Quasiquotation inside a formula

dlm · September 25, 2018, 1:53am

How would one do what is (I hope the obvious intention of that) shown here, to unquote components of a formula?


quasi_lmer <- function(data, response, group) {
  response <- enexpr(response)
  group <- enexpr(group)
  
  data %>% 
    lme4::lmer(!!response ~ (1 | !!group), data = .)
}

tibble(
  batch = rep(1:3, each = 4),
  y = rnorm(12, mean = batch)) %>% 
    quasi_lmer(y, batch)

joels · September 25, 2018, 6:56am

I'm not sure if this is the "right" way to do it (or even a good way), but you can construct a formula using paste and quo_text:

library(tidyverse)
library(rlang)

quasi_lmer <- function(data, response, group) {
  
  response <- enexpr(response)
  group <- enexpr(group)
  
  form = paste(quo_text(response), " ~  (1|", quo_text(group), ")")
  
  # Or this
  #form = as.formula(paste(quo_text(response), " ~  (1|", quo_text(group), ")"))

========================================================================

Exercise instructions:
1. List every named function that the code in the first post of the forum thread on quasiquotation in a formula calls, excluding the function that this code defines.
2. Continue the forum thread on quasiquotation in a formula, starting right after its last line.
The entries that come after this are not needed for either task.

Data lines:
========================================================================

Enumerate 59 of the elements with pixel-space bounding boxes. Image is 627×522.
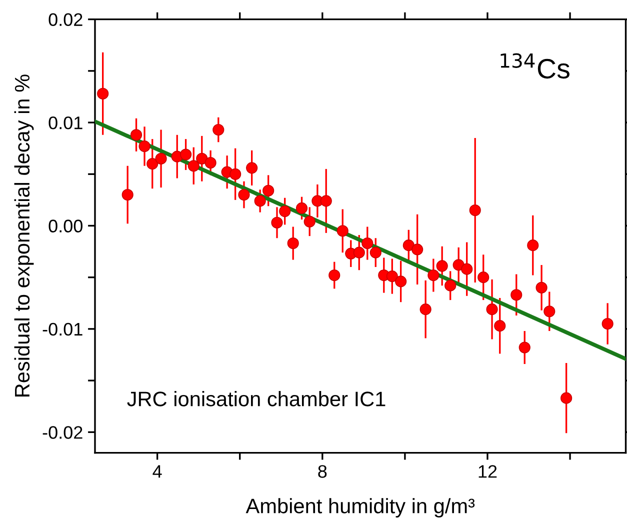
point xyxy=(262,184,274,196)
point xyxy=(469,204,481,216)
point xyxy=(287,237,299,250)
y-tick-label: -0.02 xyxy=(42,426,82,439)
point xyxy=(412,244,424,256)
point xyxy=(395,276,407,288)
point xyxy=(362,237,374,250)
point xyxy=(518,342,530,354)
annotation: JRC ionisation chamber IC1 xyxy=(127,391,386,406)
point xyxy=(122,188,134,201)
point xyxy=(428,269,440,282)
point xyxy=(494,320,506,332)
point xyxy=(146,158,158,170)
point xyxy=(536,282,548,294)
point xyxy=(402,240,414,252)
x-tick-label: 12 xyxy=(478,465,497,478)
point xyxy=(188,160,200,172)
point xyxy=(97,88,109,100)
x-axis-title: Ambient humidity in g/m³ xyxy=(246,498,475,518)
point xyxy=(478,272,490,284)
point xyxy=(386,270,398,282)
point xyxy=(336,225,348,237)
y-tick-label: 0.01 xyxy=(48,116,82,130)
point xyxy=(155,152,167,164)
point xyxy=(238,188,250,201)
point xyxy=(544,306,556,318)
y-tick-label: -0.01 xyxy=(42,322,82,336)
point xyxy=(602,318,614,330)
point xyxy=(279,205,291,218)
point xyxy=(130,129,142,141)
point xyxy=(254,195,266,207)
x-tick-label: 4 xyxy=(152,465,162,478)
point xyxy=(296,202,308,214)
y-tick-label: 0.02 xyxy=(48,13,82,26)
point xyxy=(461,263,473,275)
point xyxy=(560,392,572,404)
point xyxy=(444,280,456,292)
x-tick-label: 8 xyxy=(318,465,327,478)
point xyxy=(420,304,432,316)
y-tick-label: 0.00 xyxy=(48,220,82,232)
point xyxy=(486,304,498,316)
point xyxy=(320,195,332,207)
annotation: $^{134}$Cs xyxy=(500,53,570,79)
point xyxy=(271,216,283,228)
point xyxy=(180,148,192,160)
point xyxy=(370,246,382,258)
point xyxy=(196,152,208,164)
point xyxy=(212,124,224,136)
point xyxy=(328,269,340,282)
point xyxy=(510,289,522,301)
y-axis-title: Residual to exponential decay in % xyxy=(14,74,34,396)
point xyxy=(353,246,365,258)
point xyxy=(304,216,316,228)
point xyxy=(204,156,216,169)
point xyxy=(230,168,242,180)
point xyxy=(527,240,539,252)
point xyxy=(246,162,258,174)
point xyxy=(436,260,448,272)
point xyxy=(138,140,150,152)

========================================================================

Answers to the problems:
1. enexpr, lme4::lmer, tibble, rep, rnorm

2.
  
  data %>% lme4::lmer(form, data = .)
}

set.seed(2)
tibble(
  batch = rep(1:3, each = 4),
  y = rnorm(12, mean = batch)) %>% 
  quasi_lmer(y, batch)

Linear mixed model fit by REML ['lmerMod']
Formula: y ~ (1 | batch)
   Data: .
REML criterion at convergence: 36.4223
Random effects:
 Groups   Name        Std.Dev.
 batch    (Intercept) 1.3693  
 Residual             0.9189  
Number of obs: 12, groups:  batch, 3
Fixed Effects:
(Intercept)  
      2.293

Although in my work I've written a fair number of functions that use tidyeval for programming with dplyr, I have to admit, I still don't really get it and I find it painful and confusing except in the simplest use cases. In this case, it seems like it would just be easier to pass strings as arguments and paste together a model formula without bringing non-standard evaluation into the picture. But maybe tidyeval has advantages I'm not aware of. If so, I hope someone will come along and show us how it's done.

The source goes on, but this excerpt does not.